▶ _Objective_:
Look for the word "επιχειρήσεων" in the entries below, then copy every line that has it.

▶ _Raw records_:
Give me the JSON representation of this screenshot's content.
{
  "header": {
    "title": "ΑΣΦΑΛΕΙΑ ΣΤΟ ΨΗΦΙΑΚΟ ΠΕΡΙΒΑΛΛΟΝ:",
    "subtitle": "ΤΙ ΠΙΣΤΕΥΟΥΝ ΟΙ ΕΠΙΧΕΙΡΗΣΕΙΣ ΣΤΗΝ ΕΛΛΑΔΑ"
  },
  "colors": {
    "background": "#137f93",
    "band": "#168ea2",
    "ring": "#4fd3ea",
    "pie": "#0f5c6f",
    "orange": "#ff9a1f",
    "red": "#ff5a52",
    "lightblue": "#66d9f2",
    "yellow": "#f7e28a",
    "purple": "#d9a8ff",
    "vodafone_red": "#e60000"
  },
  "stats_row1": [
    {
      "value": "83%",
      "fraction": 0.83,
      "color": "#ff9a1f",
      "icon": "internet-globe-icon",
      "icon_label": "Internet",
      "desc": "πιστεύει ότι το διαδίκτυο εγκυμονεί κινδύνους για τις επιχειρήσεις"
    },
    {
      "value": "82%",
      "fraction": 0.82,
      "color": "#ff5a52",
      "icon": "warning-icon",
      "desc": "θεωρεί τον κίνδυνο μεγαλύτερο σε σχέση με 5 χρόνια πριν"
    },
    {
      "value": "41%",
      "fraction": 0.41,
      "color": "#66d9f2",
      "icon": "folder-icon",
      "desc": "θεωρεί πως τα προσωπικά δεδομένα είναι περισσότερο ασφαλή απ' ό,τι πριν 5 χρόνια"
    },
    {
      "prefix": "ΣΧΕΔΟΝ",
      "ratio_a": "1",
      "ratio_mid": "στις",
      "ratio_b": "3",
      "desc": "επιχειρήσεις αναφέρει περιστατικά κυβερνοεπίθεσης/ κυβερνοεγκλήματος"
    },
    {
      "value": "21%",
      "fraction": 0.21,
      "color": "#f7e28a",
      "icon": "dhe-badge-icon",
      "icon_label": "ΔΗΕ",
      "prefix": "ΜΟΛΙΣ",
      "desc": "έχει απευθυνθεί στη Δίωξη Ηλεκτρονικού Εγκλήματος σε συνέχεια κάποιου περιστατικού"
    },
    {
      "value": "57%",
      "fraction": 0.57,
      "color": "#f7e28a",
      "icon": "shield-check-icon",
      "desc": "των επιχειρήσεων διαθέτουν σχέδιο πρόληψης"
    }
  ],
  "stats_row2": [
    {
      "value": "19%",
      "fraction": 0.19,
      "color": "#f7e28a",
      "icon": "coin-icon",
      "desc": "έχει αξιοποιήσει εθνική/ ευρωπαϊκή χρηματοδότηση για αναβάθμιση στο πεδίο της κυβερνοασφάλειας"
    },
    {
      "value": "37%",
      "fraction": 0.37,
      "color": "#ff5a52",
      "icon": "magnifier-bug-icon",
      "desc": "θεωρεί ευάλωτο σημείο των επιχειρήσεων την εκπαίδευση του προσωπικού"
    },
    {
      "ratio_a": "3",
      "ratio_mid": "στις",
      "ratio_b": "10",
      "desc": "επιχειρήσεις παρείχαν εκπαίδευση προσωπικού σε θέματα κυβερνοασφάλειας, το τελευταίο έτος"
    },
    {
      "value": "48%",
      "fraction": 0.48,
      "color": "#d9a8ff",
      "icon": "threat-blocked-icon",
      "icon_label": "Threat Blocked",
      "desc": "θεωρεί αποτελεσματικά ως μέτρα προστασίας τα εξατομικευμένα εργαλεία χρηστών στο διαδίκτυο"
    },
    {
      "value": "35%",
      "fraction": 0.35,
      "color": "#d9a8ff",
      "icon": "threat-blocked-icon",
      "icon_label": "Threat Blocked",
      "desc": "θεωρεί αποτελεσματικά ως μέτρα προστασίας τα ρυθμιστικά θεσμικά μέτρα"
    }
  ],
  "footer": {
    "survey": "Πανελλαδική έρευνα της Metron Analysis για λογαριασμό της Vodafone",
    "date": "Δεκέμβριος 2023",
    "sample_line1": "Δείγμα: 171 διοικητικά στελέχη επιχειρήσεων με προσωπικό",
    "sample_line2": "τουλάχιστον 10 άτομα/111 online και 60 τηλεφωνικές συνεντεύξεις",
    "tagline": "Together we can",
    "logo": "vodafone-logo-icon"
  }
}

▶ _Response to the exercise_:
      "desc": "των επιχειρήσεων διαθέτουν σχέδιο πρόληψης"
      "desc": "θεωρεί ευάλωτο σημείο των επιχειρήσεων την εκπαίδευση του προσωπικού"
    "sample_line1": "Δείγμα: 171 διοικητικά στελέχη επιχειρήσεων με προσωπικό",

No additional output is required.